====== SUPPLIED MATERIAL ======
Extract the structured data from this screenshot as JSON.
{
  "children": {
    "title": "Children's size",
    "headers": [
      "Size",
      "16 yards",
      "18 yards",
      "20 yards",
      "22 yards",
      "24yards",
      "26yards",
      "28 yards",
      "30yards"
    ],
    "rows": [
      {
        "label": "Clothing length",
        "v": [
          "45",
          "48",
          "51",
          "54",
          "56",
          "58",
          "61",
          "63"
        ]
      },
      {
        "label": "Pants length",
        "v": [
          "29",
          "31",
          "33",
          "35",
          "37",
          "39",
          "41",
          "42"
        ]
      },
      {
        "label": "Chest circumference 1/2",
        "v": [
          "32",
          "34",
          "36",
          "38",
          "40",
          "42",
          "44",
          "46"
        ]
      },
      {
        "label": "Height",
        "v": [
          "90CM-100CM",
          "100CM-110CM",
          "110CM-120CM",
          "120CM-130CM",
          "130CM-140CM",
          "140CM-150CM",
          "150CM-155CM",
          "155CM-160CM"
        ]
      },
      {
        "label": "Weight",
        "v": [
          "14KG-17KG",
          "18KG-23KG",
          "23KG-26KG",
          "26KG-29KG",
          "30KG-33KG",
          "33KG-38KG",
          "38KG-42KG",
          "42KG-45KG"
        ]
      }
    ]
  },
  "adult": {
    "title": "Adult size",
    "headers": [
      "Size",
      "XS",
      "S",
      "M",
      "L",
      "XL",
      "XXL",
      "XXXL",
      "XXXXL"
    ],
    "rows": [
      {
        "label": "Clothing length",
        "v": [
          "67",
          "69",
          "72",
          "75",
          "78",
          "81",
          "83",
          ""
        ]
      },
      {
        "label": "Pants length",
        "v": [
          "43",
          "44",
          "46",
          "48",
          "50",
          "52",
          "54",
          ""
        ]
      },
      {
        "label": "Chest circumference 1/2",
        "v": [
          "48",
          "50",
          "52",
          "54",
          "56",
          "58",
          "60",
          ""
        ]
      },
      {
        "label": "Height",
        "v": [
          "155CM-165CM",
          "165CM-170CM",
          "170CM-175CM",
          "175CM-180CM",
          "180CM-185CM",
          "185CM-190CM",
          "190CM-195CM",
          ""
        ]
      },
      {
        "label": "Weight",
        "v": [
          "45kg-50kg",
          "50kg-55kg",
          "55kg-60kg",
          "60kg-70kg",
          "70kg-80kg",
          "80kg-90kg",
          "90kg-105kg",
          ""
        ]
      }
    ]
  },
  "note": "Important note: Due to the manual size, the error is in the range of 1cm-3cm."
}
======
Retype the records above exactly.

Extract the structured data from this screenshot as JSON.
{
  "children": {
    "title": "Children's size",
    "headers": [
      "Size",
      "16 yards",
      "18 yards",
      "20 yards",
      "22 yards",
      "24yards",
      "26yards",
      "28 yards",
      "30yards"
    ],
    "rows": [
      {
        "label": "Clothing length",
        "v": [
          "45",
          "48",
          "51",
          "54",
          "56",
          "58",
          "61",
          "63"
        ]
      },
      {
        "label": "Pants length",
        "v": [
          "29",
          "31",
          "33",
          "35",
          "37",
          "39",
          "41",
          "42"
        ]
      },
      {
        "label": "Chest circumference 1/2",
        "v": [
          "32",
          "34",
          "36",
          "38",
          "40",
          "42",
          "44",
          "46"
        ]
      },
      {
        "label": "Height",
        "v": [
          "90CM-100CM",
          "100CM-110CM",
          "110CM-120CM",
          "120CM-130CM",
          "130CM-140CM",
          "140CM-150CM",
          "150CM-155CM",
          "155CM-160CM"
        ]
      },
      {
        "label": "Weight",
        "v": [
          "14KG-17KG",
          "18KG-23KG",
          "23KG-26KG",
          "26KG-29KG",
          "30KG-33KG",
          "33KG-38KG",
          "38KG-42KG",
          "42KG-45KG"
        ]
      }
    ]
  },
  "adult": {
    "title": "Adult size",
    "headers": [
      "Size",
      "XS",
      "S",
      "M",
      "L",
      "XL",
      "XXL",
      "XXXL",
      "XXXXL"
    ],
    "rows": [
      {
        "label": "Clothing length",
        "v": [
          "67",
          "69",
          "72",
          "75",
          "78",
          "81",
          "83",
          ""
        ]
      },
      {
        "label": "Pants length",
        "v": [
          "43",
          "44",
          "46",
          "48",
          "50",
          "52",
          "54",
          ""
        ]
      },
      {
        "label": "Chest circumference 1/2",
        "v": [
          "48",
          "50",
          "52",
          "54",
          "56",
          "58",
          "60",
          ""
        ]
      },
      {
        "label": "Height",
        "v": [
          "155CM-165CM",
          "165CM-170CM",
          "170CM-175CM",
          "175CM-180CM",
          "180CM-185CM",
          "185CM-190CM",
          "190CM-195CM",
          ""
        ]
      },
      {
        "label": "Weight",
        "v": [
          "45kg-50kg",
          "50kg-55kg",
          "55kg-60kg",
          "60kg-70kg",
          "70kg-80kg",
          "80kg-90kg",
          "90kg-105kg",
          ""
        ]
      }
    ]
  },
  "note": "Important note: Due to the manual size, the error is in the range of 1cm-3cm."
}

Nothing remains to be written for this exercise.